Problem description: Gather all lines in the records below that include the word "Based".

Data supplied:
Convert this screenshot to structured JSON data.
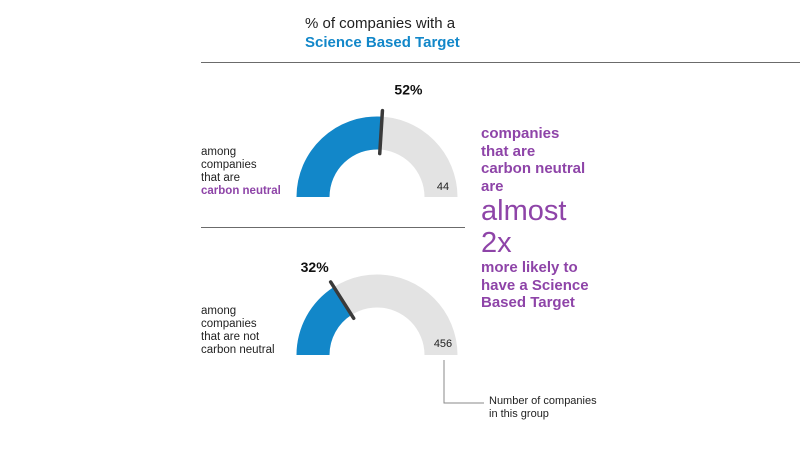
{
  "title": {
    "line1": "% of companies with a",
    "line2": "Science Based Target"
  },
  "chart_data": {
    "type": "gauge",
    "series": [
      {
        "label_lines": [
          "among",
          "companies",
          "that are"
        ],
        "label_accent": "carbon neutral",
        "value": 52,
        "value_label": "52%",
        "count": 44,
        "count_label": "44"
      },
      {
        "label_lines": [
          "among",
          "companies",
          "that are not",
          "carbon neutral"
        ],
        "label_accent": "",
        "value": 32,
        "value_label": "32%",
        "count": 456,
        "count_label": "456"
      }
    ],
    "range": [
      0,
      100
    ]
  },
  "callout": {
    "lines_top": [
      "companies",
      "that are",
      "carbon neutral",
      "are"
    ],
    "big_lines": [
      "almost",
      "2x"
    ],
    "lines_bottom": [
      "more likely to",
      "have a Science",
      "Based Target"
    ]
  },
  "note": {
    "lines": [
      "Number of companies",
      "in this group"
    ]
  },
  "colors": {
    "fill": "#1287c9",
    "track": "#e3e3e3",
    "accent": "#8e44a8",
    "needle": "#3a3a3a"
  }
}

Task response:
    "line2": "Science Based Target"
      "Based Target"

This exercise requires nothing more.